◆ **GIVEN INSTRUCTION**
Everything in the data should be repeated exactly, save for the images.

◆ **Dataset entries**
____

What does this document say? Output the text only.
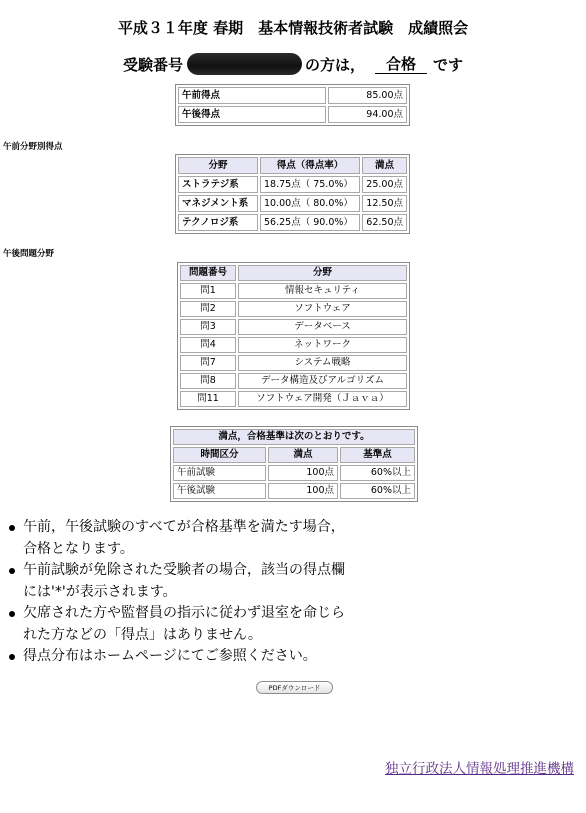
平成３１年度 春期　基本情報技術者試験　成績照会
受験番号	の方は，	合格	です
午前得点	85.00点
午後得点	94.00点
午前分野別得点
分野	得点（得点率）	満点
ストラテジ系	18.75点（ 75.0%）	25.00点
マネジメント系	10.00点（ 80.0%）	12.50点
テクノロジ系	56.25点（ 90.0%）	62.50点
午後問題分野
問題番号	分野
問1	情報セキュリティ
問2	ソフトウェア
問3	データベース
問4	ネットワーク
問7	システム戦略
問8	データ構造及びアルゴリズム
問11	ソフトウェア開発（Ｊａｖａ）
満点，合格基準は次のとおりです。		
時間区分	満点	基準点
午前試験	100点	60%以上
午後試験	100点	60%以上
午前，午後試験のすべてが合格基準を満たす場合，合格となります。
午前試験が免除された受験者の場合，該当の得点欄には'*'が表示されます。
欠席された方や監督員の指示に従わず退室を命じられた方などの「得点」はありません。
得点分布はホームページにてご参照ください。
PDFダウンロード
独立行政法人情報処理推進機構
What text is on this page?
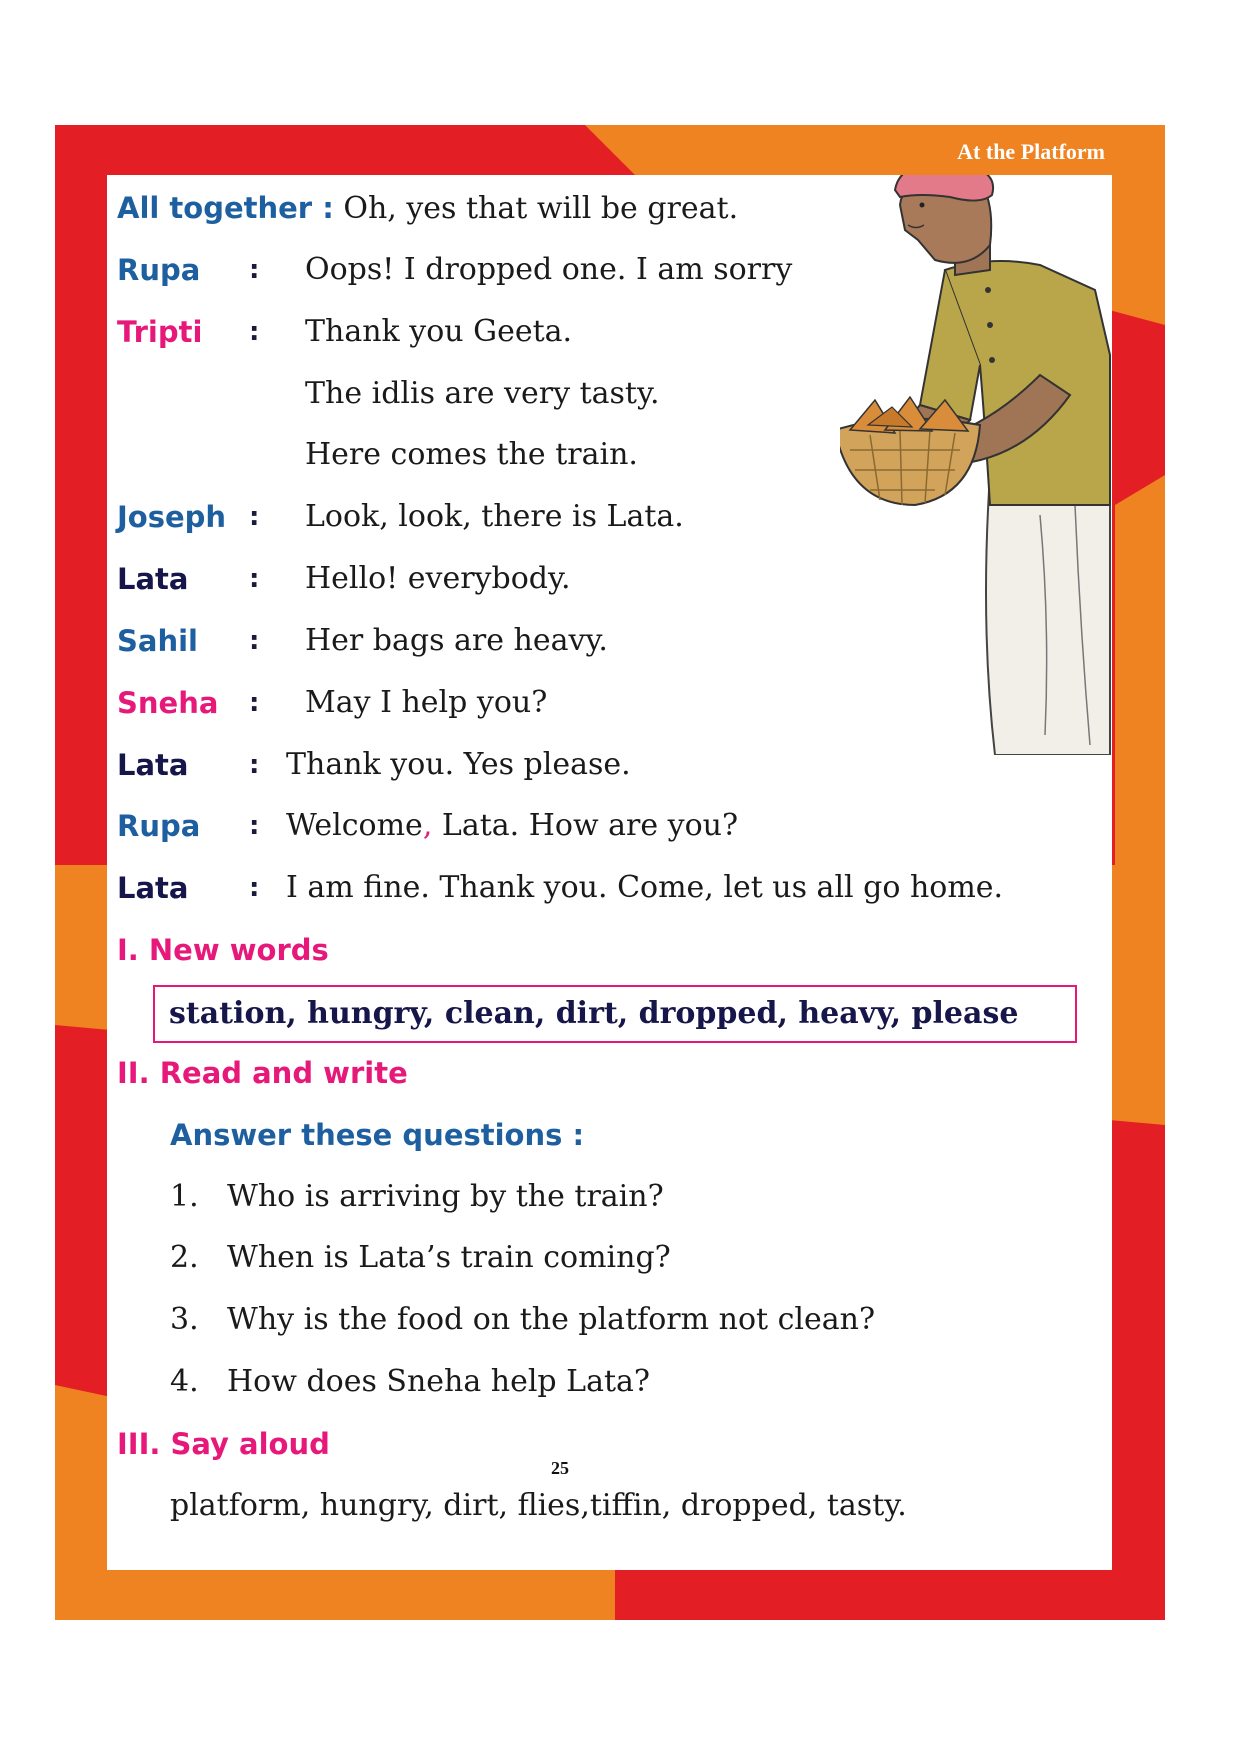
At the Platform
All together : Oh, yes that will be great.
Rupa : Oops! I dropped one. I am sorry
Tripti : Thank you Geeta.
The idlis are very tasty.
Here comes the train.
Joseph : Look, look, there is Lata.
Lata : Hello! everybody.
Sahil : Her bags are heavy.
Sneha : May I help you?
Lata : Thank you. Yes please.
Rupa : Welcome, Lata. How are you?
Lata : I am fine. Thank you. Come, let us all go home.
I. New words
station, hungry, clean, dirt, dropped, heavy, please
II. Read and write
Answer these questions :
1. Who is arriving by the train?
2. When is Lata’s train coming?
3. Why is the food on the platform not clean?
4. How does Sneha help Lata?
III. Say aloud
platform, hungry, dirt, flies,tiffin, dropped, tasty.
25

____

◆ **TASK ANSWER**
What does this document say? Output the text only.
平成３１年度 春期　基本情報技術者試験　成績照会
受験番号	の方は，	合格	です
午前得点	85.00点
午後得点	94.00点
午前分野別得点
分野	得点（得点率）	満点
ストラテジ系	18.75点（ 75.0%）	25.00点
マネジメント系	10.00点（ 80.0%）	12.50点
テクノロジ系	56.25点（ 90.0%）	62.50点
午後問題分野
問題番号	分野
問1	情報セキュリティ
問2	ソフトウェア
問3	データベース
問4	ネットワーク
問7	システム戦略
問8	データ構造及びアルゴリズム
問11	ソフトウェア開発（Ｊａｖａ）
満点，合格基準は次のとおりです。		
時間区分	満点	基準点
午前試験	100点	60%以上
午後試験	100点	60%以上
午前，午後試験のすべてが合格基準を満たす場合，合格となります。
午前試験が免除された受験者の場合，該当の得点欄には'*'が表示されます。
欠席された方や監督員の指示に従わず退室を命じられた方などの「得点」はありません。
得点分布はホームページにてご参照ください。
PDFダウンロード
独立行政法人情報処理推進機構
What text is on this page?
At the Platform
All together : Oh, yes that will be great.
Rupa : Oops! I dropped one. I am sorry
Tripti : Thank you Geeta.
The idlis are very tasty.
Here comes the train.
Joseph : Look, look, there is Lata.
Lata : Hello! everybody.
Sahil : Her bags are heavy.
Sneha : May I help you?
Lata : Thank you. Yes please.
Rupa : Welcome, Lata. How are you?
Lata : I am fine. Thank you. Come, let us all go home.
I. New words
station, hungry, clean, dirt, dropped, heavy, please
II. Read and write
Answer these questions :
1. Who is arriving by the train?
2. When is Lata’s train coming?
3. Why is the food on the platform not clean?
4. How does Sneha help Lata?
III. Say aloud
platform, hungry, dirt, flies,tiffin, dropped, tasty.
25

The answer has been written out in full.